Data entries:
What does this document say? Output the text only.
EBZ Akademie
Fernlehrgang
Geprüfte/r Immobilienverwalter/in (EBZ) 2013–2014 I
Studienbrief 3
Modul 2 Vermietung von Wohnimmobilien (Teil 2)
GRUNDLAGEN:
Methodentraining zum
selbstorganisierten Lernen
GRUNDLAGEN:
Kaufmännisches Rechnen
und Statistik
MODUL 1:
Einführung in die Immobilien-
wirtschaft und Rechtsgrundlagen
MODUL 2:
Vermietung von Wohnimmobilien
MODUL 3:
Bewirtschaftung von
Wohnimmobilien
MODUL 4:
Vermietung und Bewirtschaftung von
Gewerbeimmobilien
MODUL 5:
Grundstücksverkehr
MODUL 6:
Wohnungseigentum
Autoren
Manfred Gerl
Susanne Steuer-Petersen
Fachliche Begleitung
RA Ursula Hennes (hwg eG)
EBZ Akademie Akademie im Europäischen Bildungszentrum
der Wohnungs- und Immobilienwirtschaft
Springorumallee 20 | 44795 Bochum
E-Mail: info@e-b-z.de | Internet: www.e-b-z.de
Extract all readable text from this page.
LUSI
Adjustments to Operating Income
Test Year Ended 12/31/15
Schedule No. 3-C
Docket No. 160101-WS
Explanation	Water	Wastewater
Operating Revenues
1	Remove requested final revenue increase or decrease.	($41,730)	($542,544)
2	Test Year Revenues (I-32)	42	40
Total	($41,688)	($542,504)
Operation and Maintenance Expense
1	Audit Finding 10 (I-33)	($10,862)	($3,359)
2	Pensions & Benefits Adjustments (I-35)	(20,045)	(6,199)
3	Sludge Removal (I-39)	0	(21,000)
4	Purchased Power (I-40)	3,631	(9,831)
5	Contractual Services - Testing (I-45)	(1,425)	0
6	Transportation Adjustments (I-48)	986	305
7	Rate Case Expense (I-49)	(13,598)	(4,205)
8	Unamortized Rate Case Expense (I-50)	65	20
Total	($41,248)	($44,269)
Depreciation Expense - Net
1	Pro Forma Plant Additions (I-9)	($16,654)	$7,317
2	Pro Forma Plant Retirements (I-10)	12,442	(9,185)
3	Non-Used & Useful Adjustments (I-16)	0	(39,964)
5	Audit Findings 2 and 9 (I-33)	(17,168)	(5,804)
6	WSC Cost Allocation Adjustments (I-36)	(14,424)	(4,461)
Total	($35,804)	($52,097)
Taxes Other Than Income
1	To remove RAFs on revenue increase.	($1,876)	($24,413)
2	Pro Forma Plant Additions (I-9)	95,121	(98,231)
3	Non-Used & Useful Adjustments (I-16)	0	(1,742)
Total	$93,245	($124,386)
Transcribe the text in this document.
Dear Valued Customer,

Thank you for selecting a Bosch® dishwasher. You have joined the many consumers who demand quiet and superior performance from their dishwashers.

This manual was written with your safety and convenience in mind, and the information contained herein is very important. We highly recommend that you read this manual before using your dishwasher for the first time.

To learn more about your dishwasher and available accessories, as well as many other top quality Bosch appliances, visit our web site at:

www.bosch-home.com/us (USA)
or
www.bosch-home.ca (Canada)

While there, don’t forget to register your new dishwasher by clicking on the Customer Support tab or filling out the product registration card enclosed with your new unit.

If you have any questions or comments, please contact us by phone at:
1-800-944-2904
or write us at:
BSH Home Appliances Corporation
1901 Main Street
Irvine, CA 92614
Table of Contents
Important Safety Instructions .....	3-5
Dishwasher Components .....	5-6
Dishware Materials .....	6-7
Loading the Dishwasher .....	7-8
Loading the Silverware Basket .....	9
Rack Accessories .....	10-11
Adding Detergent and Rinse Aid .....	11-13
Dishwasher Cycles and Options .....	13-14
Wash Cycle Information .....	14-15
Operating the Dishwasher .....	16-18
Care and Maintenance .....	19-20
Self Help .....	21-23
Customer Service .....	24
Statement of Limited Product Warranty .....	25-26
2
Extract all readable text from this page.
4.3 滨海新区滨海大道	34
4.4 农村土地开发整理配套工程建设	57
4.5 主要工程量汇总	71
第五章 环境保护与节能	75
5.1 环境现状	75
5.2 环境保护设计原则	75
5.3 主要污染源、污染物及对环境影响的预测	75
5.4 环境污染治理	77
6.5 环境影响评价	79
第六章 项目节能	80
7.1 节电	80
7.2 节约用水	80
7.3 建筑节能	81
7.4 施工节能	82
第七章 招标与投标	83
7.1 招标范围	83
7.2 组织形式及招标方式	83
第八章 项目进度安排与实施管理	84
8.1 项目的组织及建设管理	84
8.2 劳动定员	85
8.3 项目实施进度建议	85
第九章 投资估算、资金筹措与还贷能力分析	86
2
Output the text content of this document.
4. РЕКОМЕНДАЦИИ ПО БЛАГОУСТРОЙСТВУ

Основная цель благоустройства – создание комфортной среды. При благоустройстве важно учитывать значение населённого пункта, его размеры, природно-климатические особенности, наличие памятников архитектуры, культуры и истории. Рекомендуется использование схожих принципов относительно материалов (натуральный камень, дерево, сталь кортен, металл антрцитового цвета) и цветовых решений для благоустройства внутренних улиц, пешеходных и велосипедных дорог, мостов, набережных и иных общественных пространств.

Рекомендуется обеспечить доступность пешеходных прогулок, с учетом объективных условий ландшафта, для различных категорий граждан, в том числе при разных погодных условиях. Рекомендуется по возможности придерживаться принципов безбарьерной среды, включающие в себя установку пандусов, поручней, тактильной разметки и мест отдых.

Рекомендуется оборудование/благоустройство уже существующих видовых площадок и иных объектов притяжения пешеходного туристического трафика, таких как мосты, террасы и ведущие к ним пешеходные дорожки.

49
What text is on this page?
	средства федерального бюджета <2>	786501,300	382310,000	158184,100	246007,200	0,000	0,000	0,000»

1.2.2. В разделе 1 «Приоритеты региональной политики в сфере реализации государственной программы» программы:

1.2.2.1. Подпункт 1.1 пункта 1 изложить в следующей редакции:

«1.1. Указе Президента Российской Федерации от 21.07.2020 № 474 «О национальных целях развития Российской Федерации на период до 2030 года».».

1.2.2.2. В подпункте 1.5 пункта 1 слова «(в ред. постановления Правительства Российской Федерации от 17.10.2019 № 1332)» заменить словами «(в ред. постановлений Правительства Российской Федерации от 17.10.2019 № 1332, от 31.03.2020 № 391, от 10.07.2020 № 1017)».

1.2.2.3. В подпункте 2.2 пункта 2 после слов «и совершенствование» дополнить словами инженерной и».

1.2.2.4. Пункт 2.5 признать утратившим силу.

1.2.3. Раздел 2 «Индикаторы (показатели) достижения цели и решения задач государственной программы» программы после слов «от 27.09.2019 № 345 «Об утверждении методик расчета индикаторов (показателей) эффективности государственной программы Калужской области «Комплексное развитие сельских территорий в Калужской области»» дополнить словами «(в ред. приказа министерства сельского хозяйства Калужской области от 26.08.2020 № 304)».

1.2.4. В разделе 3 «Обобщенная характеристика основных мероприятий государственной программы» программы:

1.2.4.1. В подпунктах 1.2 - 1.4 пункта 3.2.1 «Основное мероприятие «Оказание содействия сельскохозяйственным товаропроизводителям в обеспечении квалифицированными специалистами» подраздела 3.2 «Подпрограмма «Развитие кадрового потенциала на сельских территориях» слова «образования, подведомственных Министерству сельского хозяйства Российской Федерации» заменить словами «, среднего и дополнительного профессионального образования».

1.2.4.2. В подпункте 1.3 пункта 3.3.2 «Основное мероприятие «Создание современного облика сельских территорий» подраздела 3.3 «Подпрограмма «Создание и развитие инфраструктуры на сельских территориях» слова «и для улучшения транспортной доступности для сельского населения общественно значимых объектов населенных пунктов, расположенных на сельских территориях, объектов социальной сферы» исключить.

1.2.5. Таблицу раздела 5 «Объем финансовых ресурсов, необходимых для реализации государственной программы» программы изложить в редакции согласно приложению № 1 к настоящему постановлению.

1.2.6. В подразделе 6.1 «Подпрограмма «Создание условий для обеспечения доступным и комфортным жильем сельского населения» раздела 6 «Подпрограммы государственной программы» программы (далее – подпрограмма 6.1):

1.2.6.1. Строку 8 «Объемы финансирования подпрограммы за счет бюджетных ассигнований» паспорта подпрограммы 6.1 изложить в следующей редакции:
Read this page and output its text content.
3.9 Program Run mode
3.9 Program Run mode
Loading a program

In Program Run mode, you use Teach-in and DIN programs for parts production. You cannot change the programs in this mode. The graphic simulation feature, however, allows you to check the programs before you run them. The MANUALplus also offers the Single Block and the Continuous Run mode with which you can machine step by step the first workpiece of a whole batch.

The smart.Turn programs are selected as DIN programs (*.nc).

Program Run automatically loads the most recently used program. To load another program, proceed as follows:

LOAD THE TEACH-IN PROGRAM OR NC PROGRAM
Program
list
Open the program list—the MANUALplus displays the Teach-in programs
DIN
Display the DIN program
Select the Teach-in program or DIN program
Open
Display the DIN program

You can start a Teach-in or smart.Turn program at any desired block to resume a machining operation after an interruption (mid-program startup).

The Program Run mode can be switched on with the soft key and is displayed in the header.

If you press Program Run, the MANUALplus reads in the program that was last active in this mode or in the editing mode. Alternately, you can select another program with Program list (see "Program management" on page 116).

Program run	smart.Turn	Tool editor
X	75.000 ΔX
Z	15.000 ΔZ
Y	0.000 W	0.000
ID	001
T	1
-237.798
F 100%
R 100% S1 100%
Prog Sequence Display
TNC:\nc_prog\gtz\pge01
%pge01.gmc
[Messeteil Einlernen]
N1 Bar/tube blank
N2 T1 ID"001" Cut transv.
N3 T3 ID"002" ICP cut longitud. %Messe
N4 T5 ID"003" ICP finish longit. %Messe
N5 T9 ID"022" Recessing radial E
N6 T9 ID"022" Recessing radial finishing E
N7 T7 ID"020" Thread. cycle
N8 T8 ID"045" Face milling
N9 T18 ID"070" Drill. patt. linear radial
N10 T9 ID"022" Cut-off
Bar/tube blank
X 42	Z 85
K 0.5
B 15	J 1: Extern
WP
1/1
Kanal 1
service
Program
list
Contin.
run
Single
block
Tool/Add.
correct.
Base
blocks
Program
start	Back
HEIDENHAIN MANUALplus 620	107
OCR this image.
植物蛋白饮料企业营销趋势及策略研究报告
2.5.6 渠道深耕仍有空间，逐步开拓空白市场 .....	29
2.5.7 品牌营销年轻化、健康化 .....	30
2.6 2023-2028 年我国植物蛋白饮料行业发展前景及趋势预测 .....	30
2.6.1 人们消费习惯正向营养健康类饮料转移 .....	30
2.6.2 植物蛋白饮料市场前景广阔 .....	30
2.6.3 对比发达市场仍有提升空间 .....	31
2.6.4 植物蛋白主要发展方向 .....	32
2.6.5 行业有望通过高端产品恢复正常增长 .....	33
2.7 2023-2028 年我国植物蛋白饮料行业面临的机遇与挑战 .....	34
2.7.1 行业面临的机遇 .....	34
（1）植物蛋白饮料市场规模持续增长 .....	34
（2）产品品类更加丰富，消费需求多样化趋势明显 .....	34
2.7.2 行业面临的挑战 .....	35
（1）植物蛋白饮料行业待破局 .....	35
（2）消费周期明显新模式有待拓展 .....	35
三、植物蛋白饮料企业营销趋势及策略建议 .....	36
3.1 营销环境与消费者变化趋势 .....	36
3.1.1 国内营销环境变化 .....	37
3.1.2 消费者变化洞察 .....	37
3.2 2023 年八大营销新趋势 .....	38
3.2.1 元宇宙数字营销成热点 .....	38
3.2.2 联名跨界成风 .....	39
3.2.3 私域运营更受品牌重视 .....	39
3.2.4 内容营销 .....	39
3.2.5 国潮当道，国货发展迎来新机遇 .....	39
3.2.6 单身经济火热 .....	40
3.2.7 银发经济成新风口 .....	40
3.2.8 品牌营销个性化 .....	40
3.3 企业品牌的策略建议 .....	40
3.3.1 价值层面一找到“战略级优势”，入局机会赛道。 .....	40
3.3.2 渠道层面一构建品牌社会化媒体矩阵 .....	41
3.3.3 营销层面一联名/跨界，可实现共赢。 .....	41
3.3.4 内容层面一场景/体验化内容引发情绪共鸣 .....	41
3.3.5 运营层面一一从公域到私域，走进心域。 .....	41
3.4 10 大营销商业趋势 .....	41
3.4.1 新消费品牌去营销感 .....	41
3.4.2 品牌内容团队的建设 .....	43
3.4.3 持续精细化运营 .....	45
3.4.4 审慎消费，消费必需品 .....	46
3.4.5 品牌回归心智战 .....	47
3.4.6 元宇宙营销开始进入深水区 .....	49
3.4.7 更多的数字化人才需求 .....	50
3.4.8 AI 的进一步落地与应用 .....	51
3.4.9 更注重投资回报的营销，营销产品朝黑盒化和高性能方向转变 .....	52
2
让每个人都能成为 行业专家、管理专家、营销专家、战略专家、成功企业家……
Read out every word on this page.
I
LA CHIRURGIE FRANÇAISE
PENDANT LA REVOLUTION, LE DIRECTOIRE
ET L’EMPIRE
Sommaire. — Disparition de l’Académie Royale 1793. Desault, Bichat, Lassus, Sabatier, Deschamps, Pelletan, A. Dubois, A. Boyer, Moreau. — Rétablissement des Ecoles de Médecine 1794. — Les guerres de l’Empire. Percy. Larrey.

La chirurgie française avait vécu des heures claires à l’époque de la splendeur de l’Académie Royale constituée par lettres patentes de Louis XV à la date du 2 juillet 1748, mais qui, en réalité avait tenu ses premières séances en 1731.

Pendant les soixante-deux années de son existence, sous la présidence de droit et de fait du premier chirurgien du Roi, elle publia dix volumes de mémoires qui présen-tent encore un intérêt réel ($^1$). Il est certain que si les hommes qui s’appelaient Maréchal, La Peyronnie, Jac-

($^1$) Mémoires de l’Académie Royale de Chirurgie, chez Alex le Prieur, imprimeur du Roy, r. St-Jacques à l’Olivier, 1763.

The request: Write out every line of the preceding listing that contains "Year".

Right answer:
Test Year Ended 12/31/15
2	Test Year Revenues (I-32)	42	40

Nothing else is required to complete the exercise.